Exercise task: Each line of the data that includes the string "JSON" is to be copied out.

** Begin Data for this task **

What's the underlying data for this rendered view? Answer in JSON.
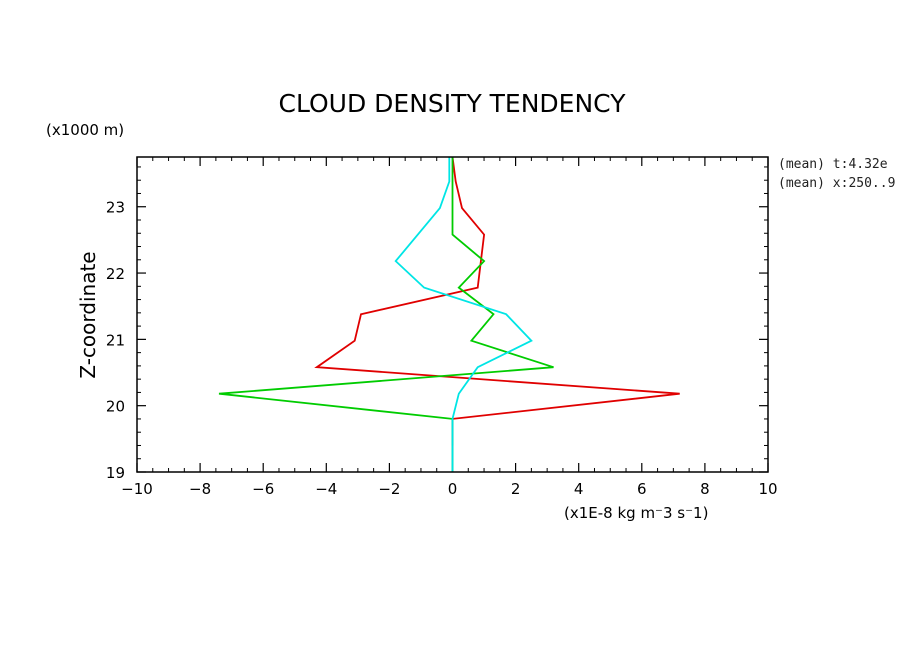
{
  "chart_data": {
    "type": "line",
    "title": "CLOUD DENSITY TENDENCY",
    "xlabel": "(x1E-8 kg m⁻3 s⁻1)",
    "ylabel": "Z-coordinate",
    "y_unit": "(x1000 m)",
    "annotations": [
      "(mean) t:4.32e",
      "(mean) x:250..9"
    ],
    "xlim": [
      -10,
      10
    ],
    "ylim": [
      19,
      23.75
    ],
    "x_ticks": [
      -10,
      -8,
      -6,
      -4,
      -2,
      0,
      2,
      4,
      6,
      8,
      10
    ],
    "x_tick_labels": [
      "−10",
      "−8",
      "−6",
      "−4",
      "−2",
      "0",
      "2",
      "4",
      "6",
      "8",
      "10"
    ],
    "y_ticks": [
      19,
      20,
      21,
      22,
      23
    ],
    "y_tick_labels": [
      "19",
      "20",
      "21",
      "22",
      "23"
    ],
    "grid": false,
    "series": [
      {
        "color": "#e00000",
        "points": [
          [
            0,
            19.4
          ],
          [
            0,
            19.8
          ],
          [
            7.2,
            20.18
          ],
          [
            -4.3,
            20.58
          ],
          [
            -3.1,
            20.98
          ],
          [
            -2.9,
            21.38
          ],
          [
            0.8,
            21.78
          ],
          [
            1,
            22.58
          ],
          [
            0.3,
            22.98
          ],
          [
            0.1,
            23.38
          ],
          [
            0,
            23.75
          ]
        ]
      },
      {
        "color": "#00cc00",
        "points": [
          [
            0,
            19
          ],
          [
            0,
            19.8
          ],
          [
            -7.4,
            20.18
          ],
          [
            3.2,
            20.58
          ],
          [
            0.6,
            20.98
          ],
          [
            1.3,
            21.38
          ],
          [
            0.2,
            21.78
          ],
          [
            1,
            22.18
          ],
          [
            0,
            22.58
          ],
          [
            0,
            23.75
          ]
        ]
      },
      {
        "color": "#00e5e5",
        "points": [
          [
            0,
            19
          ],
          [
            0,
            19.8
          ],
          [
            0.2,
            20.18
          ],
          [
            0.8,
            20.58
          ],
          [
            2.5,
            20.98
          ],
          [
            1.7,
            21.38
          ],
          [
            -0.9,
            21.78
          ],
          [
            -1.8,
            22.18
          ],
          [
            -0.4,
            22.98
          ],
          [
            -0.1,
            23.38
          ],
          [
            -0.1,
            23.75
          ]
        ]
      }
    ]
  }
}
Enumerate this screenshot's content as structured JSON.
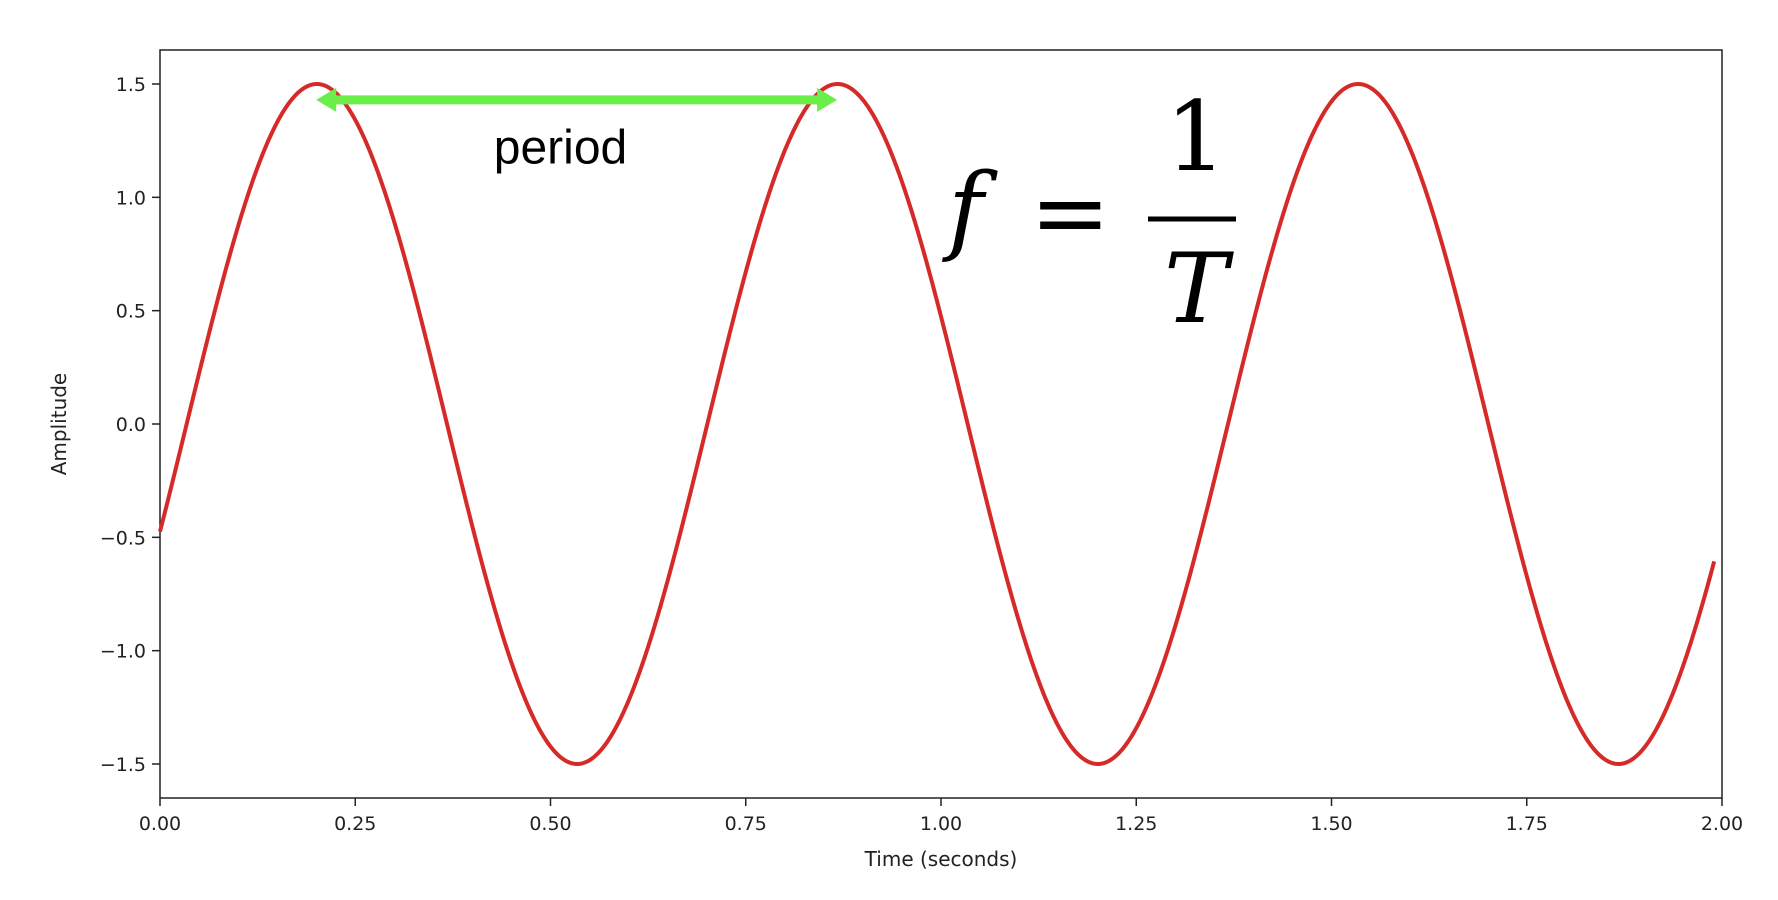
{
  "chart_data": {
    "type": "line",
    "xlabel": "Time (seconds)",
    "ylabel": "Amplitude",
    "xlim": [
      0,
      2
    ],
    "ylim": [
      -1.65,
      1.65
    ],
    "grid": false,
    "x_ticks": [
      0,
      0.25,
      0.5,
      0.75,
      1.0,
      1.25,
      1.5,
      1.75,
      2.0
    ],
    "x_tick_labels": [
      "0.00",
      "0.25",
      "0.50",
      "0.75",
      "1.00",
      "1.25",
      "1.50",
      "1.75",
      "2.00"
    ],
    "y_ticks": [
      -1.5,
      -1.0,
      -0.5,
      0.0,
      0.5,
      1.0,
      1.5
    ],
    "y_tick_labels": [
      "−1.5",
      "−1.0",
      "−0.5",
      "0.0",
      "0.5",
      "1.0",
      "1.5"
    ],
    "series": [
      {
        "color": "#d62a28",
        "function": "sine",
        "amplitude": 1.5,
        "frequency_hz": 1.5,
        "phase_rad": -0.3218,
        "x_range": [
          0,
          1.99
        ]
      }
    ],
    "annotations": {
      "period_arrow": {
        "x_start": 0.2,
        "x_end": 0.867,
        "y": 1.43,
        "color": "#6aee4a"
      },
      "period_label": {
        "text": "period",
        "x": 0.5,
        "y": 1.22
      },
      "formula": {
        "lhs": "f",
        "equals": "=",
        "numerator": "1",
        "denominator": "T"
      }
    }
  }
}
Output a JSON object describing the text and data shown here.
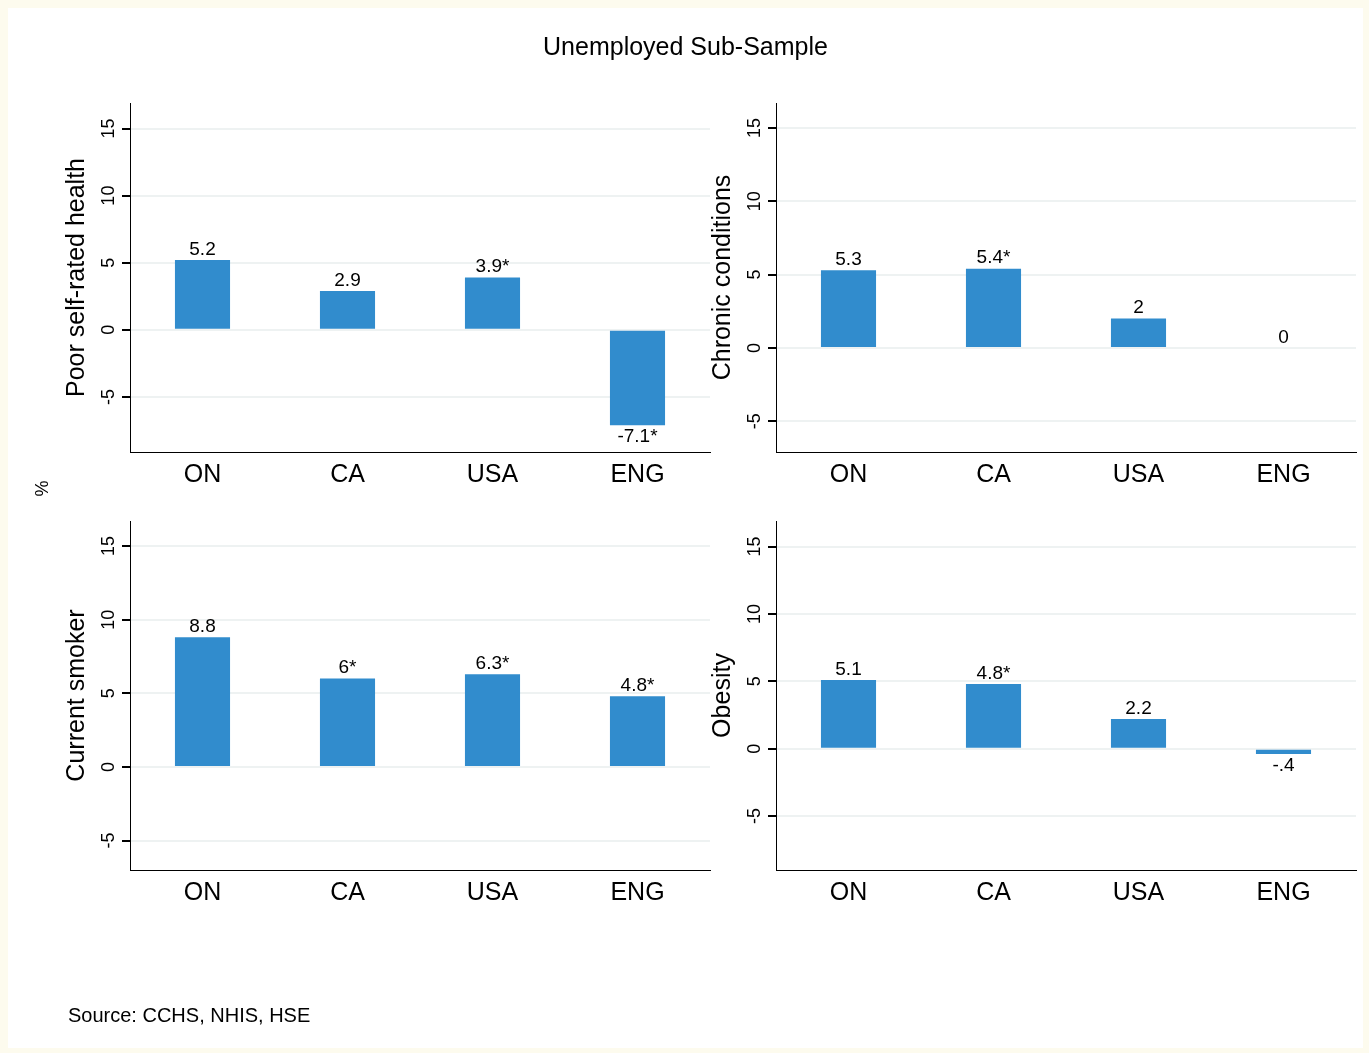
{
  "chart_data": [
    {
      "type": "bar",
      "title": "Unemployed Sub-Sample",
      "ylabel": "Poor self-rated health",
      "categories": [
        "ON",
        "CA",
        "USA",
        "ENG"
      ],
      "values": [
        5.2,
        2.9,
        3.9,
        -7.1
      ],
      "value_labels": [
        "5.2",
        "2.9",
        "3.9*",
        "-7.1*"
      ],
      "color": "#318ccd",
      "ylim": [
        -9.1,
        16.9
      ],
      "yticks": [
        -5,
        0,
        5,
        10,
        15
      ],
      "grid": "y",
      "legend": false,
      "annotations": [
        "%",
        "Source: CCHS, NHIS, HSE"
      ]
    },
    {
      "type": "bar",
      "ylabel": "Chronic conditions",
      "categories": [
        "ON",
        "CA",
        "USA",
        "ENG"
      ],
      "values": [
        5.3,
        5.4,
        2,
        0
      ],
      "value_labels": [
        "5.3",
        "5.4*",
        "2",
        "0"
      ],
      "color": "#318ccd",
      "ylim": [
        -7.1,
        16.7
      ],
      "yticks": [
        -5,
        0,
        5,
        10,
        15
      ],
      "grid": "y",
      "legend": false
    },
    {
      "type": "bar",
      "ylabel": "Current smoker",
      "categories": [
        "ON",
        "CA",
        "USA",
        "ENG"
      ],
      "values": [
        8.8,
        6,
        6.3,
        4.8
      ],
      "value_labels": [
        "8.8",
        "6*",
        "6.3*",
        "4.8*"
      ],
      "color": "#318ccd",
      "ylim": [
        -7,
        16.7
      ],
      "yticks": [
        -5,
        0,
        5,
        10,
        15
      ],
      "grid": "y",
      "legend": false
    },
    {
      "type": "bar",
      "ylabel": "Obesity",
      "categories": [
        "ON",
        "CA",
        "USA",
        "ENG"
      ],
      "values": [
        5.1,
        4.8,
        2.2,
        -0.4
      ],
      "value_labels": [
        "5.1",
        "4.8*",
        "2.2",
        "-.4"
      ],
      "color": "#318ccd",
      "ylim": [
        -9,
        16.9
      ],
      "yticks": [
        -5,
        0,
        5,
        10,
        15
      ],
      "grid": "y",
      "legend": false
    }
  ]
}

** End Data for this task **

Output for this task:
What's the underlying data for this rendered view? Answer in JSON.
Enumerate this screenshot's content as structured JSON.
Output a JSON object describing the text and data shown here.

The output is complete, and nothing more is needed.